Material —
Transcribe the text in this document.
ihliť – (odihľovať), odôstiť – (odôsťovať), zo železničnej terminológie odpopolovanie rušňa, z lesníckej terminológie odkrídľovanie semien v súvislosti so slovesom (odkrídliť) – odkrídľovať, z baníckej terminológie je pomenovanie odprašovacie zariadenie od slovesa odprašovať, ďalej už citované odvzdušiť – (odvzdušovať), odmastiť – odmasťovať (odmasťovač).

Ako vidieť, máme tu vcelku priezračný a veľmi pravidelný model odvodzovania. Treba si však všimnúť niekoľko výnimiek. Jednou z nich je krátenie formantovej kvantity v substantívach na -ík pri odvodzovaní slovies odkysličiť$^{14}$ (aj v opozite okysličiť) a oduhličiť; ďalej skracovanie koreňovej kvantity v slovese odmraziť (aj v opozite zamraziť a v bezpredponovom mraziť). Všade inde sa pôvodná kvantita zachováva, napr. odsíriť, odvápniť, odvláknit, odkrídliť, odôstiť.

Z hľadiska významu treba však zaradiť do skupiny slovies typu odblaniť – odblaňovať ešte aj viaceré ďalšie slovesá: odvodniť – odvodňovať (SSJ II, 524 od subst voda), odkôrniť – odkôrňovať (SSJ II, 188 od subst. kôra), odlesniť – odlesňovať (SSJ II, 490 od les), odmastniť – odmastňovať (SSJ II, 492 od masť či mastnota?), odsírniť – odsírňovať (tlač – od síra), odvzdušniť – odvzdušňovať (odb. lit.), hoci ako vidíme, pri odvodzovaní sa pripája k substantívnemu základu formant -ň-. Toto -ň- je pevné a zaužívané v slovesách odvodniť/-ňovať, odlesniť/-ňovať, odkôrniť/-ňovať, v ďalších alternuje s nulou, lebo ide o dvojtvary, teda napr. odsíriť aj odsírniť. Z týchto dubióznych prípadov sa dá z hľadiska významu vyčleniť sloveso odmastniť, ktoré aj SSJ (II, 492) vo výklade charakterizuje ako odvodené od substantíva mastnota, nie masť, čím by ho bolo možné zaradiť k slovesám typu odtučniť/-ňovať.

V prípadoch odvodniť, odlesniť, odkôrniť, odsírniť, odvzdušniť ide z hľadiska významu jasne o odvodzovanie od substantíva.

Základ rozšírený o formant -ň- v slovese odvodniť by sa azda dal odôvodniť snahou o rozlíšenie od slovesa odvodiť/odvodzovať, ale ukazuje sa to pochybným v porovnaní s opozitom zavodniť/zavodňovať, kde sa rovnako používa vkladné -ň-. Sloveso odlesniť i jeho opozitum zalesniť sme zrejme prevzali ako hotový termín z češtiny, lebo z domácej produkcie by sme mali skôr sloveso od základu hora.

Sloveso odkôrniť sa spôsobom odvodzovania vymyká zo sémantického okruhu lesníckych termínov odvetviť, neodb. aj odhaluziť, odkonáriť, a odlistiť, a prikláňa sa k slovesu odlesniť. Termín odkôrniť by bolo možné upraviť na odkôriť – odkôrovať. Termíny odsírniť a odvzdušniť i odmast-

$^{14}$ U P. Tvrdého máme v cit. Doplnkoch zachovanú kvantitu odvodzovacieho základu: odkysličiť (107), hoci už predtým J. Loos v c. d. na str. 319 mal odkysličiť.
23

What you should do — Each line above must be printed exactly as it appears.

Result for this task —
Transcribe the text in this document.
ihliť – (odihľovať), odôstiť – (odôsťovať), zo železničnej terminológie odpopolovanie rušňa, z lesníckej terminológie odkrídľovanie semien v súvislosti so slovesom (odkrídliť) – odkrídľovať, z baníckej terminológie je pomenovanie odprašovacie zariadenie od slovesa odprašovať, ďalej už citované odvzdušiť – (odvzdušovať), odmastiť – odmasťovať (odmasťovač).

Ako vidieť, máme tu vcelku priezračný a veľmi pravidelný model odvodzovania. Treba si však všimnúť niekoľko výnimiek. Jednou z nich je krátenie formantovej kvantity v substantívach na -ík pri odvodzovaní slovies odkysličiť$^{14}$ (aj v opozite okysličiť) a oduhličiť; ďalej skracovanie koreňovej kvantity v slovese odmraziť (aj v opozite zamraziť a v bezpredponovom mraziť). Všade inde sa pôvodná kvantita zachováva, napr. odsíriť, odvápniť, odvláknit, odkrídliť, odôstiť.

Z hľadiska významu treba však zaradiť do skupiny slovies typu odblaniť – odblaňovať ešte aj viaceré ďalšie slovesá: odvodniť – odvodňovať (SSJ II, 524 od subst voda), odkôrniť – odkôrňovať (SSJ II, 188 od subst. kôra), odlesniť – odlesňovať (SSJ II, 490 od les), odmastniť – odmastňovať (SSJ II, 492 od masť či mastnota?), odsírniť – odsírňovať (tlač – od síra), odvzdušniť – odvzdušňovať (odb. lit.), hoci ako vidíme, pri odvodzovaní sa pripája k substantívnemu základu formant -ň-. Toto -ň- je pevné a zaužívané v slovesách odvodniť/-ňovať, odlesniť/-ňovať, odkôrniť/-ňovať, v ďalších alternuje s nulou, lebo ide o dvojtvary, teda napr. odsíriť aj odsírniť. Z týchto dubióznych prípadov sa dá z hľadiska významu vyčleniť sloveso odmastniť, ktoré aj SSJ (II, 492) vo výklade charakterizuje ako odvodené od substantíva mastnota, nie masť, čím by ho bolo možné zaradiť k slovesám typu odtučniť/-ňovať.

V prípadoch odvodniť, odlesniť, odkôrniť, odsírniť, odvzdušniť ide z hľadiska významu jasne o odvodzovanie od substantíva.

Základ rozšírený o formant -ň- v slovese odvodniť by sa azda dal odôvodniť snahou o rozlíšenie od slovesa odvodiť/odvodzovať, ale ukazuje sa to pochybným v porovnaní s opozitom zavodniť/zavodňovať, kde sa rovnako používa vkladné -ň-. Sloveso odlesniť i jeho opozitum zalesniť sme zrejme prevzali ako hotový termín z češtiny, lebo z domácej produkcie by sme mali skôr sloveso od základu hora.

Sloveso odkôrniť sa spôsobom odvodzovania vymyká zo sémantického okruhu lesníckych termínov odvetviť, neodb. aj odhaluziť, odkonáriť, a odlistiť, a prikláňa sa k slovesu odlesniť. Termín odkôrniť by bolo možné upraviť na odkôriť – odkôrovať. Termíny odsírniť a odvzdušniť i odmast-

$^{14}$ U P. Tvrdého máme v cit. Doplnkoch zachovanú kvantitu odvodzovacieho základu: odkysličiť (107), hoci už predtým J. Loos v c. d. na str. 319 mal odkysličiť.
23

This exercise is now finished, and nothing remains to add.